- Short exercise -
Your answer should be a single number: the count of lines that include the word "Mortality".

- Data shown -
━━━━━━━━━━━━━━━━

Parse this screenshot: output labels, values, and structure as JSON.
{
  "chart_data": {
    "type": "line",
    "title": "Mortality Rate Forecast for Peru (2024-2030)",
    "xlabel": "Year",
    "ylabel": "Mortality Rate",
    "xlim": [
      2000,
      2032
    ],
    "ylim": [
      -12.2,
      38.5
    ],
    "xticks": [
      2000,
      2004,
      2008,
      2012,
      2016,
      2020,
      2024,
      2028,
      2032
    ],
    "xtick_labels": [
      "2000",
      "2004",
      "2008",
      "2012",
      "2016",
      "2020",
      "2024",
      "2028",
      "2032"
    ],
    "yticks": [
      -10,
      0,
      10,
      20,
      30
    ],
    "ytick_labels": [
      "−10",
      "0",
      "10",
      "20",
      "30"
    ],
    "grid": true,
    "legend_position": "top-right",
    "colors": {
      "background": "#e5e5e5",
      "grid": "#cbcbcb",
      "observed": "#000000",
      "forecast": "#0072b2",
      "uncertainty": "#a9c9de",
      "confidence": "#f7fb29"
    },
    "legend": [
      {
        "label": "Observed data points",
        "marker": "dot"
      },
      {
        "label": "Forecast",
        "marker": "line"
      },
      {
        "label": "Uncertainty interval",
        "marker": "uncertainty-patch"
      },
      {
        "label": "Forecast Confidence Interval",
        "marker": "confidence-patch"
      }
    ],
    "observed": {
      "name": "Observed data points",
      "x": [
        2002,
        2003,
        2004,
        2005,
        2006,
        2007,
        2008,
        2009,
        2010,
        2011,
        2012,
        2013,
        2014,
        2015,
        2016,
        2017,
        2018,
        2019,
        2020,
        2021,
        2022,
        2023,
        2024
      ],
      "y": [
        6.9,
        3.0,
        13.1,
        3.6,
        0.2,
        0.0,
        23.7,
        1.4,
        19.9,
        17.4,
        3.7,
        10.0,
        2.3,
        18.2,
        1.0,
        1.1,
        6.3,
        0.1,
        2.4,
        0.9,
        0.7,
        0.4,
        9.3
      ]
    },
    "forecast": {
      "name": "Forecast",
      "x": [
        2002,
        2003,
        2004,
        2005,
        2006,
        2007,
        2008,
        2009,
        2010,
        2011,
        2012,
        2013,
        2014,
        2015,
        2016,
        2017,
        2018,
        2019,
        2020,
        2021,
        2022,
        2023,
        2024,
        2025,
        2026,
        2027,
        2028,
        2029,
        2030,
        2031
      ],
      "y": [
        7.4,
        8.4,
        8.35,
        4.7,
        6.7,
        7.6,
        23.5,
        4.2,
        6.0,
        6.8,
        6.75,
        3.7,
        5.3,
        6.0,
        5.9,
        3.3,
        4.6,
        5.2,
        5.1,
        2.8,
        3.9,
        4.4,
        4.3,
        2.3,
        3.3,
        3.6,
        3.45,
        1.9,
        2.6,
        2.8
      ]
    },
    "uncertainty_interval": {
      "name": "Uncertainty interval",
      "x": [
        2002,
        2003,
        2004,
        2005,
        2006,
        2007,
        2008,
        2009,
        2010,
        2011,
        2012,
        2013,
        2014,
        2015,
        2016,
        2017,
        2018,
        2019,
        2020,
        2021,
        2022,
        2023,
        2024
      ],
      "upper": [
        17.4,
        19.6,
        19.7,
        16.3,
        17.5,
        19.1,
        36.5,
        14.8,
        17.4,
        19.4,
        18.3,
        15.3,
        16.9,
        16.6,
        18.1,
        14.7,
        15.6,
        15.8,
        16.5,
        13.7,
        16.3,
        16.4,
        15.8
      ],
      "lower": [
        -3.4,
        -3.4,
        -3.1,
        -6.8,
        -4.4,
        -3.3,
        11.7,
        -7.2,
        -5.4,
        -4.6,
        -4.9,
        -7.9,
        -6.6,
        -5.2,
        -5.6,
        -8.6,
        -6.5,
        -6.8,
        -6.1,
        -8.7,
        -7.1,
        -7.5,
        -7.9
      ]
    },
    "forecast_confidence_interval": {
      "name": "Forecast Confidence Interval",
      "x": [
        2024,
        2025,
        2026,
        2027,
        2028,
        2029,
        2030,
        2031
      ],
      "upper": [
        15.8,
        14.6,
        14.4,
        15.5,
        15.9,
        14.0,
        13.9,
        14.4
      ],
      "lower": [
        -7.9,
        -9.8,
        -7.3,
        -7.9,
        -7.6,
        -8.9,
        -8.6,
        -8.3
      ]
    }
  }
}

━━━━━━━━━━━━━━━━

- Task output -
2